(Collected data)

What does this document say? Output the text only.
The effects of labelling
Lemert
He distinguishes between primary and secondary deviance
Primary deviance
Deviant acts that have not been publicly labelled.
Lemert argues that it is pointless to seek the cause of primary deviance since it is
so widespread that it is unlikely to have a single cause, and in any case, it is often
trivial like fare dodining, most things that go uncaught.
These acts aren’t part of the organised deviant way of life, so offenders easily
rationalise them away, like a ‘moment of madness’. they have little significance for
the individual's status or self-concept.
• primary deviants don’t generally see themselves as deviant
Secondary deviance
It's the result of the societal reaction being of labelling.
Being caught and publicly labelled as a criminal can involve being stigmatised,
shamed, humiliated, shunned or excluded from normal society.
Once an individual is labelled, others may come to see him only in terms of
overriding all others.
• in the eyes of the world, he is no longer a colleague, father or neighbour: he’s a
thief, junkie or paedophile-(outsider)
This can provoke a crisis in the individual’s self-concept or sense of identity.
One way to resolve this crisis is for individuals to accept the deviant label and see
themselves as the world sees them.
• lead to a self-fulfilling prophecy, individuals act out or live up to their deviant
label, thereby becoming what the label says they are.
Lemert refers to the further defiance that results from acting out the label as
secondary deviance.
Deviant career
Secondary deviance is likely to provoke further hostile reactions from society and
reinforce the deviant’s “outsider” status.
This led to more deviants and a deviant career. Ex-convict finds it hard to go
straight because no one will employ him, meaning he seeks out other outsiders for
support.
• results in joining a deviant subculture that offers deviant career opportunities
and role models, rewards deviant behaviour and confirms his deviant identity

==

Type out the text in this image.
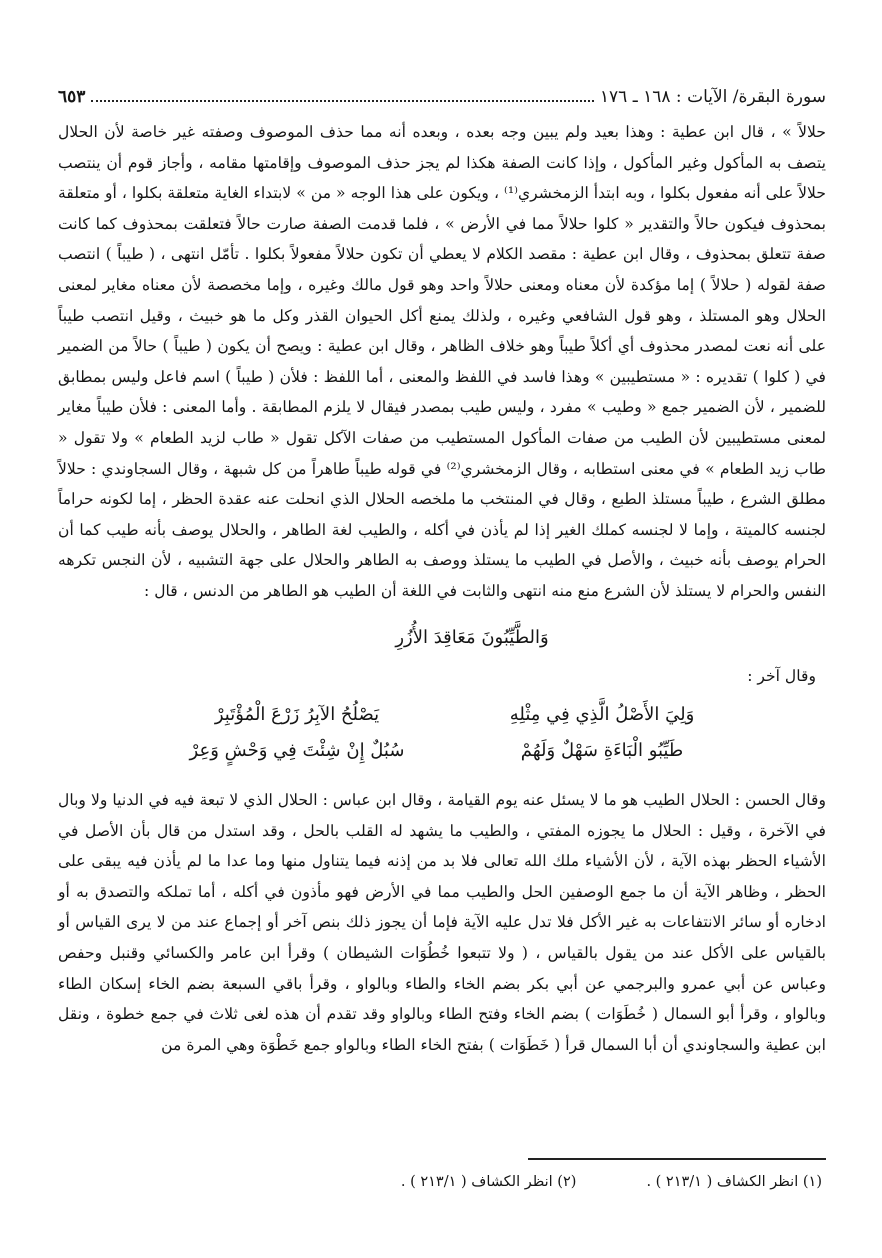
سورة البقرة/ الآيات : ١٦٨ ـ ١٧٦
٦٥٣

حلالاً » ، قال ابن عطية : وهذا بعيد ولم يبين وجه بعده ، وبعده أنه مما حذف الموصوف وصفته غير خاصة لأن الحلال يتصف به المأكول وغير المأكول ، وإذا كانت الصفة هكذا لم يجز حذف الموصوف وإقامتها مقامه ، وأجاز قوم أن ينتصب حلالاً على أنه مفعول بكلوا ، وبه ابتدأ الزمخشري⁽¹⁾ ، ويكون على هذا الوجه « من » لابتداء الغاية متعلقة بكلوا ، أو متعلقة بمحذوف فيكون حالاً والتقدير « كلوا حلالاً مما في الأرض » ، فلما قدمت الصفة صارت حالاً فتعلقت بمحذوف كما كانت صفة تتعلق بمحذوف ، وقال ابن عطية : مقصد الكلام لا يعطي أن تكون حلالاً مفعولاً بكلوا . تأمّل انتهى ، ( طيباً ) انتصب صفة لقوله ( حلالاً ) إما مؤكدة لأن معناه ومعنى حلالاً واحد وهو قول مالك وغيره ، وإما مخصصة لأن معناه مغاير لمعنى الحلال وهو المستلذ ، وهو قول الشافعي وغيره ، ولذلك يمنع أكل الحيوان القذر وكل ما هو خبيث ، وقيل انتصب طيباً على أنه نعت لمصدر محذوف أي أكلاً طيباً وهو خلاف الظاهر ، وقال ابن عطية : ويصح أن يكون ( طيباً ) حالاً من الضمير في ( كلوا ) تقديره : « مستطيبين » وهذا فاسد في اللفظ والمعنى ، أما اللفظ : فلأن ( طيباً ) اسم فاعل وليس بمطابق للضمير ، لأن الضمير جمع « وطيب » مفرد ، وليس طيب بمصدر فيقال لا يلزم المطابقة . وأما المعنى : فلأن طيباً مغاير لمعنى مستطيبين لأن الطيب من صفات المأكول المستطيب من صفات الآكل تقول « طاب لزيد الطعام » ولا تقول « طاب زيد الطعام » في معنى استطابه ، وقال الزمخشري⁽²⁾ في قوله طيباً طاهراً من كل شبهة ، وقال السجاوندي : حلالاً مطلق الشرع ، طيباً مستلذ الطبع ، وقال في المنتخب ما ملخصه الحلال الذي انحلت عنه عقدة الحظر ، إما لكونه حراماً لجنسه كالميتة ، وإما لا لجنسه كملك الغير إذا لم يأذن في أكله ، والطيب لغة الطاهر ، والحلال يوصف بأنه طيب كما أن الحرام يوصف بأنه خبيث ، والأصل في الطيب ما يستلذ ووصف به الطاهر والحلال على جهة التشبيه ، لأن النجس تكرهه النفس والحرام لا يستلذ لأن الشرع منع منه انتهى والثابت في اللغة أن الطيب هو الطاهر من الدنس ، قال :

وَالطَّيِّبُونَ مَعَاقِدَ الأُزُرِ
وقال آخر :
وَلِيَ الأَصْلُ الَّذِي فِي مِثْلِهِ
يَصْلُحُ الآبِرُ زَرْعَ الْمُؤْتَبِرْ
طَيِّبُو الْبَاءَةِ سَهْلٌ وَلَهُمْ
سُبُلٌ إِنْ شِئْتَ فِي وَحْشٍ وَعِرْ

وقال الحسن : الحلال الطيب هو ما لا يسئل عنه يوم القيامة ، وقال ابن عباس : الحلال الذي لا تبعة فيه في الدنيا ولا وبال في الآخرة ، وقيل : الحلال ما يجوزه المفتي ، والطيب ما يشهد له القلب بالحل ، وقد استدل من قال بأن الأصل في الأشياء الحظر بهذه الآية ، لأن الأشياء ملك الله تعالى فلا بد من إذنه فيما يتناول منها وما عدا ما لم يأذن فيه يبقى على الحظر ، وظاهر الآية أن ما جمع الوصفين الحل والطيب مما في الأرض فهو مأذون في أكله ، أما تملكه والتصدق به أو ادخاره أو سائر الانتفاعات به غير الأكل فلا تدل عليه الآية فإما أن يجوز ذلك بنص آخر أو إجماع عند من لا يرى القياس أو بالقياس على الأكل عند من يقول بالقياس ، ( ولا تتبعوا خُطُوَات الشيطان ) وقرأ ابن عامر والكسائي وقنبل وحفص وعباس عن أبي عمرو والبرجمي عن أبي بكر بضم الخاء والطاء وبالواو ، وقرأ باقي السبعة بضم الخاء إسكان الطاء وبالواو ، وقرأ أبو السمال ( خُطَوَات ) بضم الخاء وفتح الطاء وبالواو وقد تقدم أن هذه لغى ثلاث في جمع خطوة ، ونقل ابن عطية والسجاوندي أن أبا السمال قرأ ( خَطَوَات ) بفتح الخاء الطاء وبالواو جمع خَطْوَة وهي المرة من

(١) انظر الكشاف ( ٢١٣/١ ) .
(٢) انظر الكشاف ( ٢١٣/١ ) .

EXERCISE PROMPT: Lines containing the string "crisis" should be counted; reply with their number and nothing more.

SOLUTION FOR THIS EXERCISE: 2